Second Letter to the People of God

The Taize community, located near the French village bearing this name, is an ecumenical monastery which has witnessed to the life of prayer and sharing together in community. For many protestants Taize has been an inspiring model of the monastic tradition carried on outside of the Catholic Church. In the summer of 1974, Taize embarked in a new direction by holding its Council of Youth. About 40,000 young people from 120 countries gathered to discuss the world’s needs and the church’s mission. One result was a “Letter to the People of God,” calling for the church to follow more faithfully Christ’s way of simplicity and obedience. Subsequently, Taize’s Prior, Roger Shultz, and a team of young adults spent several weeks in the slums of Calcutta, India, and Chittagong, Bangladesh. There they served the poor, suffering, and dying, while also spending time in prayer and reflection. From that experience they wrote a “Second Letter to People of God.” It was presented originally at a special ecumenical service including officials and representatives from Catholic, Orthodox, and various Protestant denominations, held at the Notre Dame Cathedral in Paris. The text of the letter follows.

In Asia, we have been confirmed in our certainty that the wounds now tearing humanity apart can surely be healed. If we could only convey that conviction, here and now, to all those who feel that they have exhausted in vain every possible resource in their commitment for a more human world.

★ ★ ★ ★

• **Stated task 1**
Answer these questions using the Taize passage.
(a) About how many young people gathered at the 1974 Council of Youth, and from how many countries?
(b) In which two cities did the Prior and the team of young adults spend several weeks?
(c) In what building was the "Second Letter to People of God" originally presented?
• **Stated task 2**
Reproduce the Taize passage word for word from "In Asia, we" to "more human world.".
• **Stated task 3**
Carry on writing the Taize passage, beginning right after its last sentence.

• **Supplied material**
★ ★ ★ ★

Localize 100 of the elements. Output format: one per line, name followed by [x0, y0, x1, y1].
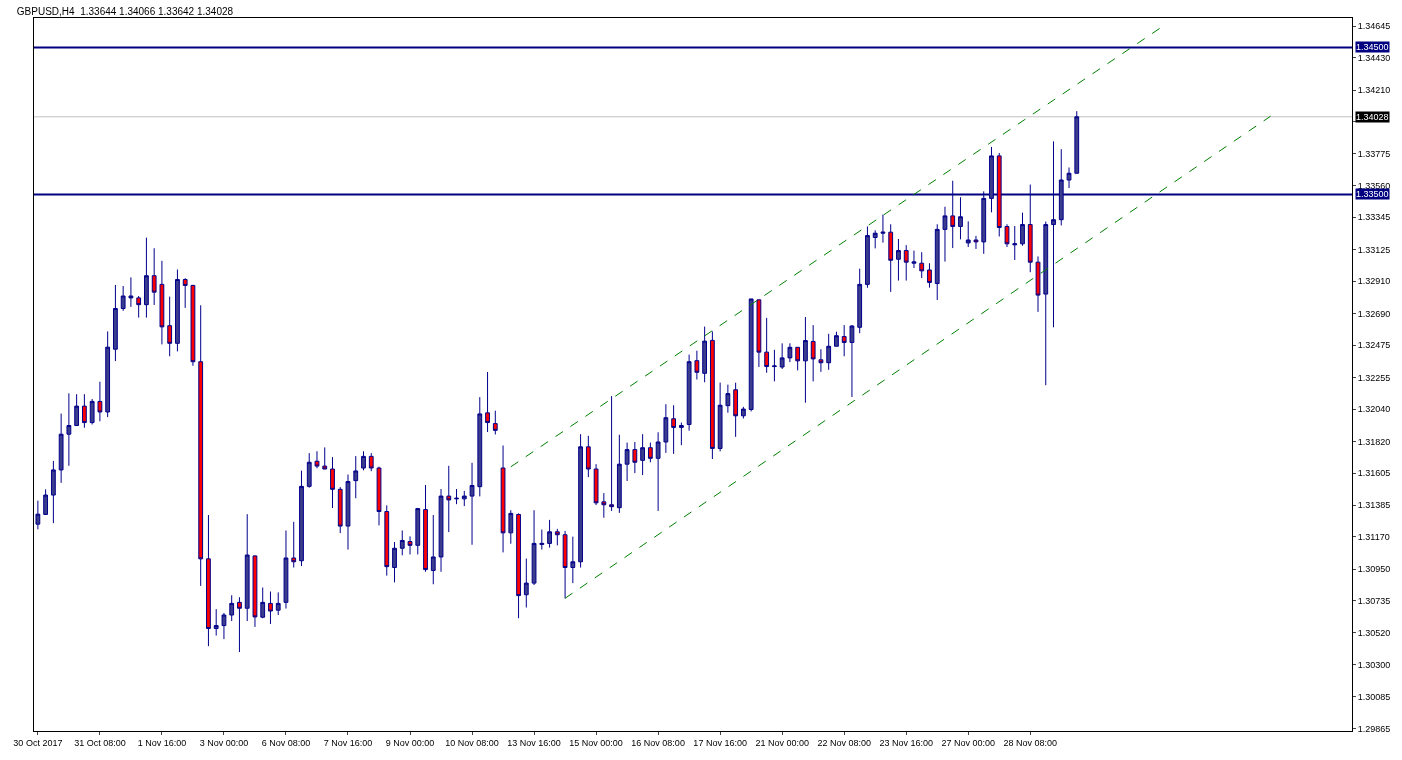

★ ★ ★ ★

• **Expected output 1**
(a) About 40,000 young people from 120 countries.
(b) Calcutta, India, and Chittagong, Bangladesh.
(c) The Notre Dame Cathedral in Paris.

• **Expected output 2**
In Asia, we have been confirmed in our certainty that the wounds now tearing humanity apart can surely be healed. If we could only convey that conviction, here and now, to all those who feel that they have exhausted in vain every possible resource in their commitment for a more human world.

• **Expected output 3**
We came here bringing a presence within us, that of so many women and men who feel utterly weary and helpless; some of them fall into despondency or grow resigned, while others plunge into the violence of despair.

Now we are leaving, after having discovered, in the very heart of deep distress, a people’s astonishing vitality, and having encountered witnesses to another future for all.

As a contribution to this future, the people of God has one possibility all its own: spread across the entire world, it can build up a parable of sharing in the human family. Such a parable will have force enough to propagate itself, shaking even the most immovable systems and creating communion throughout the whole human family.

To lead the people of God into this radicalism of the Gospel you, now reading this letter, whether you be young or old, begin at once to make your own life a parable of sharing, by accomplishing concrete acts whatever the cost.

Along the way in Asia, many poor people especially are ahead of you.

The creation with others of a parable of sharing is first and foremost a question of material possessions. It begins with a transformation of the way you live.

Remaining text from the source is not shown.